» **Source records**
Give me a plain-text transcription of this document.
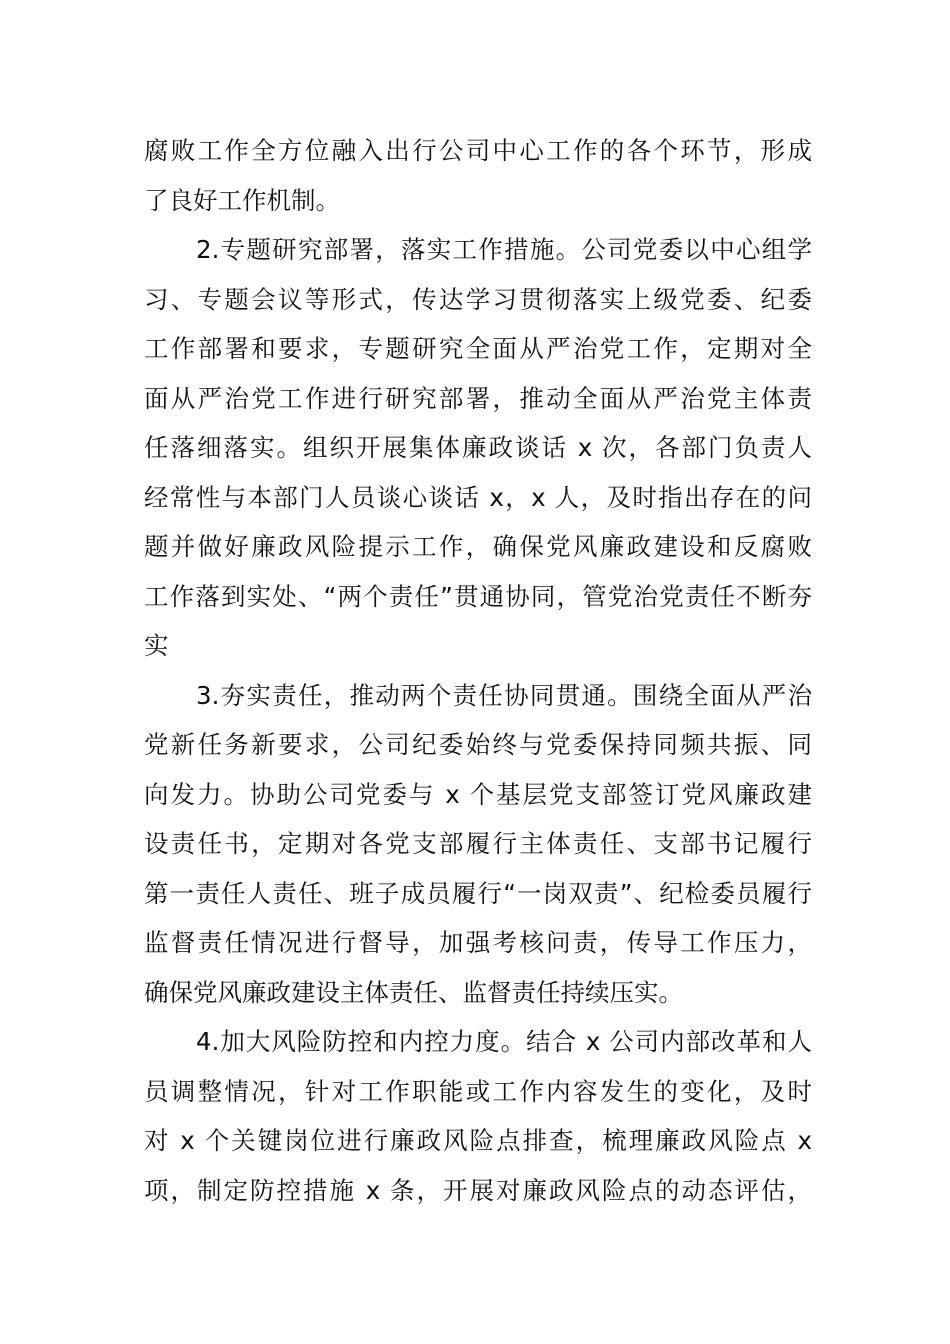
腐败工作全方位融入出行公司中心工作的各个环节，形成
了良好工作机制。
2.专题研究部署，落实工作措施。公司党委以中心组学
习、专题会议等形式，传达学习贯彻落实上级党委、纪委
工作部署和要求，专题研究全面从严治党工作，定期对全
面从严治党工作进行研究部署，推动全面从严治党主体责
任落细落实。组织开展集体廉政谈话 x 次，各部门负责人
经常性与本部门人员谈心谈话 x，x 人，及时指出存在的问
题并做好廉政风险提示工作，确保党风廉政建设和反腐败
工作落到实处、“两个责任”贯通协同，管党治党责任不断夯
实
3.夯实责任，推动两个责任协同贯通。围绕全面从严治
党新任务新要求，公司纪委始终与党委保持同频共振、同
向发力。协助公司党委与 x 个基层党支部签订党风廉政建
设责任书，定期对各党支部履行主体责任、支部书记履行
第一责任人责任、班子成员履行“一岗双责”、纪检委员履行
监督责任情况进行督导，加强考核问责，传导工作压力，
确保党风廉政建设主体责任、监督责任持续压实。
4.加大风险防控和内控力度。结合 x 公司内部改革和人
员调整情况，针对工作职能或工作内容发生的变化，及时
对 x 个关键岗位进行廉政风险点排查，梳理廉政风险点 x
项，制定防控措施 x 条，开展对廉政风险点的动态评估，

» **Task requirements**
Repeat all of the records verbatim, leaving out the pictures.

» **Solution to this task**
Give me a plain-text transcription of this document.
腐败工作全方位融入出行公司中心工作的各个环节，形成
了良好工作机制。
2.专题研究部署，落实工作措施。公司党委以中心组学
习、专题会议等形式，传达学习贯彻落实上级党委、纪委
工作部署和要求，专题研究全面从严治党工作，定期对全
面从严治党工作进行研究部署，推动全面从严治党主体责
任落细落实。组织开展集体廉政谈话 x 次，各部门负责人
经常性与本部门人员谈心谈话 x，x 人，及时指出存在的问
题并做好廉政风险提示工作，确保党风廉政建设和反腐败
工作落到实处、“两个责任”贯通协同，管党治党责任不断夯
实
3.夯实责任，推动两个责任协同贯通。围绕全面从严治
党新任务新要求，公司纪委始终与党委保持同频共振、同
向发力。协助公司党委与 x 个基层党支部签订党风廉政建
设责任书，定期对各党支部履行主体责任、支部书记履行
第一责任人责任、班子成员履行“一岗双责”、纪检委员履行
监督责任情况进行督导，加强考核问责，传导工作压力，
确保党风廉政建设主体责任、监督责任持续压实。
4.加大风险防控和内控力度。结合 x 公司内部改革和人
员调整情况，针对工作职能或工作内容发生的变化，及时
对 x 个关键岗位进行廉政风险点排查，梳理廉政风险点 x
项，制定防控措施 x 条，开展对廉政风险点的动态评估，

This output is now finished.